§ **Extracted data**
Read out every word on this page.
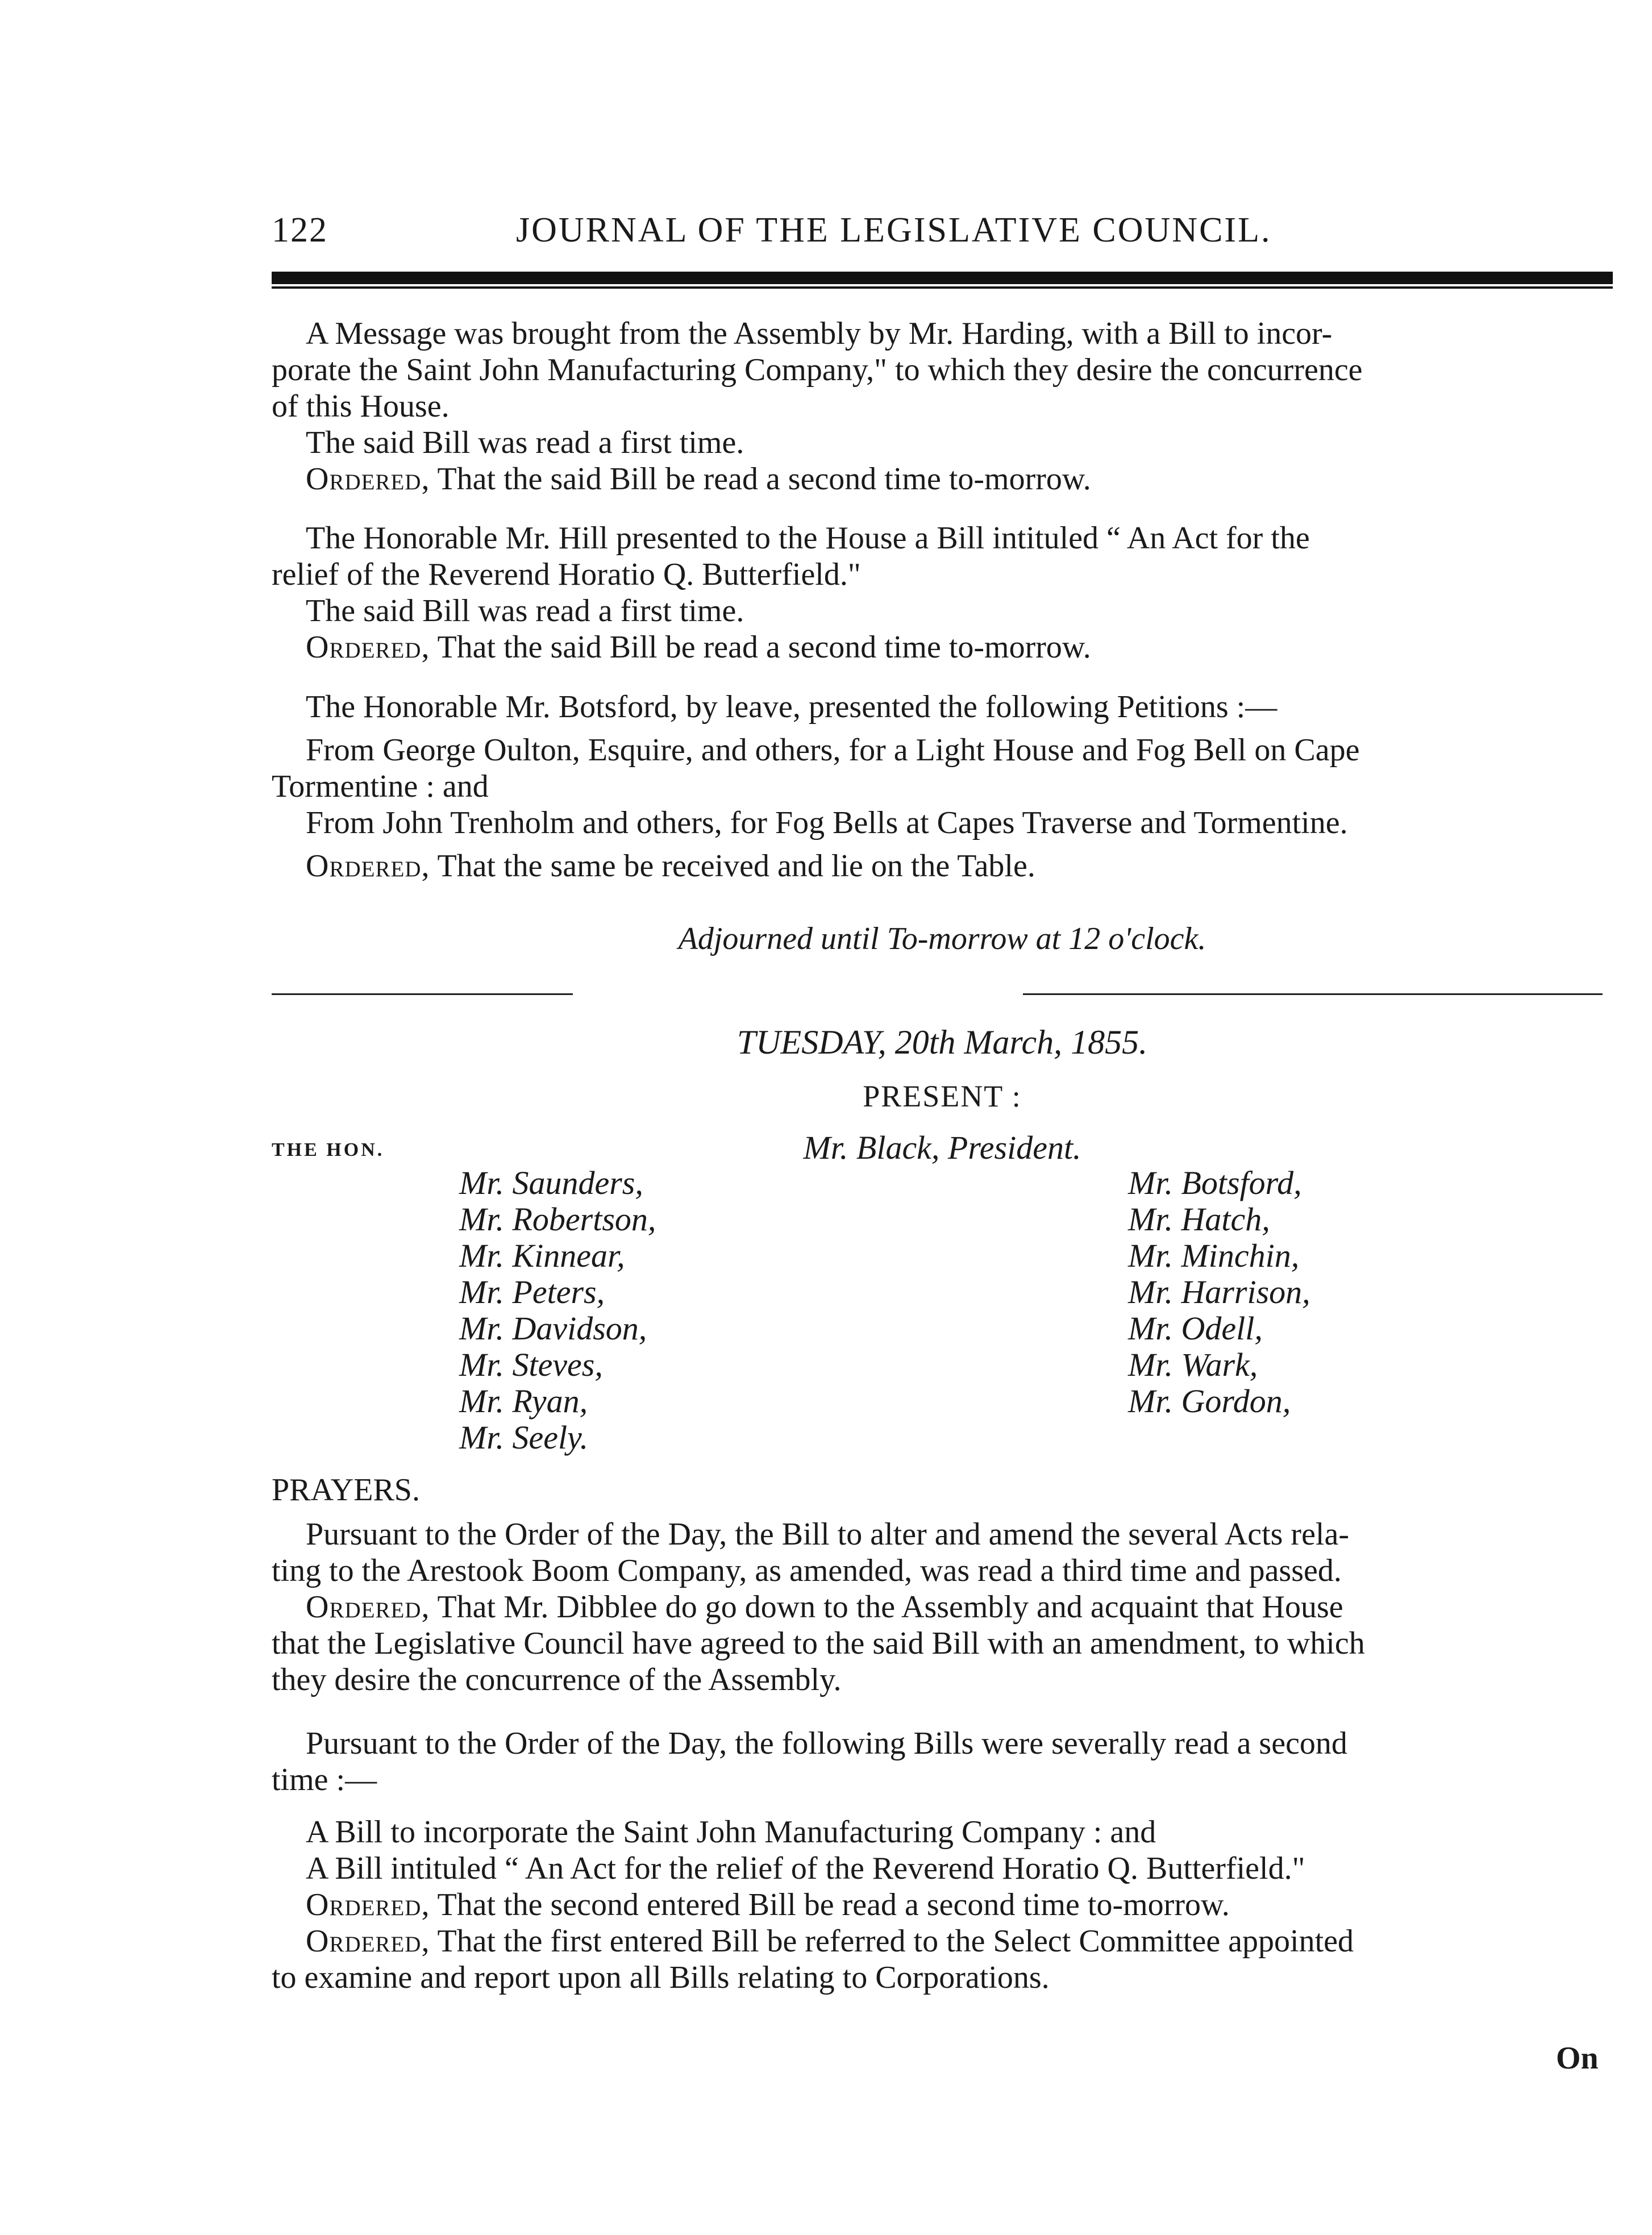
122	JOURNAL OF THE LEGISLATIVE COUNCIL.
A Message was brought from the Assembly by Mr. Harding, with a Bill to incor-
porate the Saint John Manufacturing Company," to which they desire the concurrence
of this House.
The said Bill was read a first time.
Ordered, That the said Bill be read a second time to-morrow.
The Honorable Mr. Hill presented to the House a Bill intituled “ An Act for the
relief of the Reverend Horatio Q. Butterfield."
The said Bill was read a first time.
Ordered, That the said Bill be read a second time to-morrow.
The Honorable Mr. Botsford, by leave, presented the following Petitions :—
From George Oulton, Esquire, and others, for a Light House and Fog Bell on Cape
Tormentine : and
From John Trenholm and others, for Fog Bells at Capes Traverse and Tormentine.
Ordered, That the same be received and lie on the Table.
Adjourned until To-morrow at 12 o'clock.
TUESDAY, 20th March, 1855.
PRESENT :
THE HON.	Mr. Black, President.
Mr. Saunders,
Mr. Robertson,
Mr. Kinnear,
Mr. Peters,
Mr. Davidson,
Mr. Steves,
Mr. Ryan,
Mr. Seely.
Mr. Botsford,
Mr. Hatch,
Mr. Minchin,
Mr. Harrison,
Mr. Odell,
Mr. Wark,
Mr. Gordon,
PRAYERS.
Pursuant to the Order of the Day, the Bill to alter and amend the several Acts rela-
ting to the Arestook Boom Company, as amended, was read a third time and passed.
Ordered, That Mr. Dibblee do go down to the Assembly and acquaint that House
that the Legislative Council have agreed to the said Bill with an amendment, to which
they desire the concurrence of the Assembly.
Pursuant to the Order of the Day, the following Bills were severally read a second
time :—
A Bill to incorporate the Saint John Manufacturing Company : and
A Bill intituled “ An Act for the relief of the Reverend Horatio Q. Butterfield."
Ordered, That the second entered Bill be read a second time to-morrow.
Ordered, That the first entered Bill be referred to the Select Committee appointed
to examine and report upon all Bills relating to Corporations.
On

§ **Task statement**
Restate the listing above word for word, and skip the pictures.

§ **Response to this task**
Read out every word on this page.
122	JOURNAL OF THE LEGISLATIVE COUNCIL.
A Message was brought from the Assembly by Mr. Harding, with a Bill to incor-
porate the Saint John Manufacturing Company," to which they desire the concurrence
of this House.
The said Bill was read a first time.
Ordered, That the said Bill be read a second time to-morrow.
The Honorable Mr. Hill presented to the House a Bill intituled “ An Act for the
relief of the Reverend Horatio Q. Butterfield."
The said Bill was read a first time.
Ordered, That the said Bill be read a second time to-morrow.
The Honorable Mr. Botsford, by leave, presented the following Petitions :—
From George Oulton, Esquire, and others, for a Light House and Fog Bell on Cape
Tormentine : and
From John Trenholm and others, for Fog Bells at Capes Traverse and Tormentine.
Ordered, That the same be received and lie on the Table.
Adjourned until To-morrow at 12 o'clock.
TUESDAY, 20th March, 1855.
PRESENT :
THE HON.	Mr. Black, President.
Mr. Saunders,
Mr. Robertson,
Mr. Kinnear,
Mr. Peters,
Mr. Davidson,
Mr. Steves,
Mr. Ryan,
Mr. Seely.
Mr. Botsford,
Mr. Hatch,
Mr. Minchin,
Mr. Harrison,
Mr. Odell,
Mr. Wark,
Mr. Gordon,
PRAYERS.
Pursuant to the Order of the Day, the Bill to alter and amend the several Acts rela-
ting to the Arestook Boom Company, as amended, was read a third time and passed.
Ordered, That Mr. Dibblee do go down to the Assembly and acquaint that House
that the Legislative Council have agreed to the said Bill with an amendment, to which
they desire the concurrence of the Assembly.
Pursuant to the Order of the Day, the following Bills were severally read a second
time :—
A Bill to incorporate the Saint John Manufacturing Company : and
A Bill intituled “ An Act for the relief of the Reverend Horatio Q. Butterfield."
Ordered, That the second entered Bill be read a second time to-morrow.
Ordered, That the first entered Bill be referred to the Select Committee appointed
to examine and report upon all Bills relating to Corporations.
On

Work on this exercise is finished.